### Task statement
Output every record word for word.

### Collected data

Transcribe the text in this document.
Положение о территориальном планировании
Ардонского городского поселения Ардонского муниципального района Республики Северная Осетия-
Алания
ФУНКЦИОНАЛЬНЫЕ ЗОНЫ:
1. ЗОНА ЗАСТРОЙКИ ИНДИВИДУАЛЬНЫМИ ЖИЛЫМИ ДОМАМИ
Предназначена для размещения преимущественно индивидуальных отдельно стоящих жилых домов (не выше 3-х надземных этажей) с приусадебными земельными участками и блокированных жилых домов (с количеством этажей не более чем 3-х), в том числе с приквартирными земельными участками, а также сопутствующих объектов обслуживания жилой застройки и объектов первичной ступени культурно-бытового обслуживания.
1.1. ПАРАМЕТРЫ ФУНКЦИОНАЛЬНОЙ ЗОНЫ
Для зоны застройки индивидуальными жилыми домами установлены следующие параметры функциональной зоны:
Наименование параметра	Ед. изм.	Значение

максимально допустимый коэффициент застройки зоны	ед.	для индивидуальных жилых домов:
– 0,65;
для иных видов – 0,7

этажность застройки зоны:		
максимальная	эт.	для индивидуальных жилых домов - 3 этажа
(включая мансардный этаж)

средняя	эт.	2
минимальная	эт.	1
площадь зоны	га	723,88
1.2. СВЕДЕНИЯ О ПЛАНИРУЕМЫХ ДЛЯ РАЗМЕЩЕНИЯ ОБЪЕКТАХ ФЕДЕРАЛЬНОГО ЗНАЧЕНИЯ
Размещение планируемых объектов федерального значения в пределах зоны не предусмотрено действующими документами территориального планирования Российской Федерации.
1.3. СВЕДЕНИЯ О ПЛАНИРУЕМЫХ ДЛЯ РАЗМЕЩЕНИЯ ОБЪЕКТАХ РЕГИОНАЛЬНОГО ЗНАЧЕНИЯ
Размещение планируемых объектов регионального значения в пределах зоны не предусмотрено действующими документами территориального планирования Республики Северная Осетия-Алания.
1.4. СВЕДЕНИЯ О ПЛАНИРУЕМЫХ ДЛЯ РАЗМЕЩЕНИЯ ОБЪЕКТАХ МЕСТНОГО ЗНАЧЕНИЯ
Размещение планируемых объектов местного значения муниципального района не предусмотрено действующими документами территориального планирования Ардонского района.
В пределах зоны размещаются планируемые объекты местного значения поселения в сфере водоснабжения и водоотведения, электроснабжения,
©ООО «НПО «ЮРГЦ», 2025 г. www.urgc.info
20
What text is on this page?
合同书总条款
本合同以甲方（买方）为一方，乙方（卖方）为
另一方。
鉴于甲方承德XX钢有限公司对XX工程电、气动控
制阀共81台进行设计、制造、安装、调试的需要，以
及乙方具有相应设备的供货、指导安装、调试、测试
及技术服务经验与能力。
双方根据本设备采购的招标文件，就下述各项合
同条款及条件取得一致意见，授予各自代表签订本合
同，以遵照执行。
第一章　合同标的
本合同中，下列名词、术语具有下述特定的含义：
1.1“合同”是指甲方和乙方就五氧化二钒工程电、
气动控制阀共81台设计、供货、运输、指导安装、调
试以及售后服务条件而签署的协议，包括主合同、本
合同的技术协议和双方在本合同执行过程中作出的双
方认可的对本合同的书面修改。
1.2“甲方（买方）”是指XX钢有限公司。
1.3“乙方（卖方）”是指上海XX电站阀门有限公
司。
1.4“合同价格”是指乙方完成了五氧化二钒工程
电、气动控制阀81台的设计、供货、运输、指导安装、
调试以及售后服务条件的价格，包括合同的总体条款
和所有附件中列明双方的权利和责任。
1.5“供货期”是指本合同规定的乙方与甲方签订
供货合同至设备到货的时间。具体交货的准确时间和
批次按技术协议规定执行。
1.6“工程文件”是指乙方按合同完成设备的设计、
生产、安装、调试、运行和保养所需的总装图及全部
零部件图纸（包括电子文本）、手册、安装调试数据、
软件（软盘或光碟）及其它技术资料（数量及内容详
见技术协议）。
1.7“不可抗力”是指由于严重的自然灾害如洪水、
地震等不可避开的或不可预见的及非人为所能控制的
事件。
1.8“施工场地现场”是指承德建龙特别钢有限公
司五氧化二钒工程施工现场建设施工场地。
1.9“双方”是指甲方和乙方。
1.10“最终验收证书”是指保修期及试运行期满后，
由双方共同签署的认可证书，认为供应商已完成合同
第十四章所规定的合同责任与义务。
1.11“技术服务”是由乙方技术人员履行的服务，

### Solution to this task
Transcribe the text in this document.
Положение о территориальном планировании
Ардонского городского поселения Ардонского муниципального района Республики Северная Осетия-
Алания
ФУНКЦИОНАЛЬНЫЕ ЗОНЫ:
1. ЗОНА ЗАСТРОЙКИ ИНДИВИДУАЛЬНЫМИ ЖИЛЫМИ ДОМАМИ
Предназначена для размещения преимущественно индивидуальных отдельно стоящих жилых домов (не выше 3-х надземных этажей) с приусадебными земельными участками и блокированных жилых домов (с количеством этажей не более чем 3-х), в том числе с приквартирными земельными участками, а также сопутствующих объектов обслуживания жилой застройки и объектов первичной ступени культурно-бытового обслуживания.
1.1. ПАРАМЕТРЫ ФУНКЦИОНАЛЬНОЙ ЗОНЫ
Для зоны застройки индивидуальными жилыми домами установлены следующие параметры функциональной зоны:
Наименование параметра	Ед. изм.	Значение

максимально допустимый коэффициент застройки зоны	ед.	для индивидуальных жилых домов:
– 0,65;
для иных видов – 0,7

этажность застройки зоны:		
максимальная	эт.	для индивидуальных жилых домов - 3 этажа
(включая мансардный этаж)

средняя	эт.	2
минимальная	эт.	1
площадь зоны	га	723,88
1.2. СВЕДЕНИЯ О ПЛАНИРУЕМЫХ ДЛЯ РАЗМЕЩЕНИЯ ОБЪЕКТАХ ФЕДЕРАЛЬНОГО ЗНАЧЕНИЯ
Размещение планируемых объектов федерального значения в пределах зоны не предусмотрено действующими документами территориального планирования Российской Федерации.
1.3. СВЕДЕНИЯ О ПЛАНИРУЕМЫХ ДЛЯ РАЗМЕЩЕНИЯ ОБЪЕКТАХ РЕГИОНАЛЬНОГО ЗНАЧЕНИЯ
Размещение планируемых объектов регионального значения в пределах зоны не предусмотрено действующими документами территориального планирования Республики Северная Осетия-Алания.
1.4. СВЕДЕНИЯ О ПЛАНИРУЕМЫХ ДЛЯ РАЗМЕЩЕНИЯ ОБЪЕКТАХ МЕСТНОГО ЗНАЧЕНИЯ
Размещение планируемых объектов местного значения муниципального района не предусмотрено действующими документами территориального планирования Ардонского района.
В пределах зоны размещаются планируемые объекты местного значения поселения в сфере водоснабжения и водоотведения, электроснабжения,
©ООО «НПО «ЮРГЦ», 2025 г. www.urgc.info
20
What text is on this page?
合同书总条款
本合同以甲方（买方）为一方，乙方（卖方）为
另一方。
鉴于甲方承德XX钢有限公司对XX工程电、气动控
制阀共81台进行设计、制造、安装、调试的需要，以
及乙方具有相应设备的供货、指导安装、调试、测试
及技术服务经验与能力。
双方根据本设备采购的招标文件，就下述各项合
同条款及条件取得一致意见，授予各自代表签订本合
同，以遵照执行。
第一章　合同标的
本合同中，下列名词、术语具有下述特定的含义：
1.1“合同”是指甲方和乙方就五氧化二钒工程电、
气动控制阀共81台设计、供货、运输、指导安装、调
试以及售后服务条件而签署的协议，包括主合同、本
合同的技术协议和双方在本合同执行过程中作出的双
方认可的对本合同的书面修改。
1.2“甲方（买方）”是指XX钢有限公司。
1.3“乙方（卖方）”是指上海XX电站阀门有限公
司。
1.4“合同价格”是指乙方完成了五氧化二钒工程
电、气动控制阀81台的设计、供货、运输、指导安装、
调试以及售后服务条件的价格，包括合同的总体条款
和所有附件中列明双方的权利和责任。
1.5“供货期”是指本合同规定的乙方与甲方签订
供货合同至设备到货的时间。具体交货的准确时间和
批次按技术协议规定执行。
1.6“工程文件”是指乙方按合同完成设备的设计、
生产、安装、调试、运行和保养所需的总装图及全部
零部件图纸（包括电子文本）、手册、安装调试数据、
软件（软盘或光碟）及其它技术资料（数量及内容详
见技术协议）。
1.7“不可抗力”是指由于严重的自然灾害如洪水、
地震等不可避开的或不可预见的及非人为所能控制的
事件。
1.8“施工场地现场”是指承德建龙特别钢有限公
司五氧化二钒工程施工现场建设施工场地。
1.9“双方”是指甲方和乙方。
1.10“最终验收证书”是指保修期及试运行期满后，
由双方共同签署的认可证书，认为供应商已完成合同
第十四章所规定的合同责任与义务。
1.11“技术服务”是由乙方技术人员履行的服务，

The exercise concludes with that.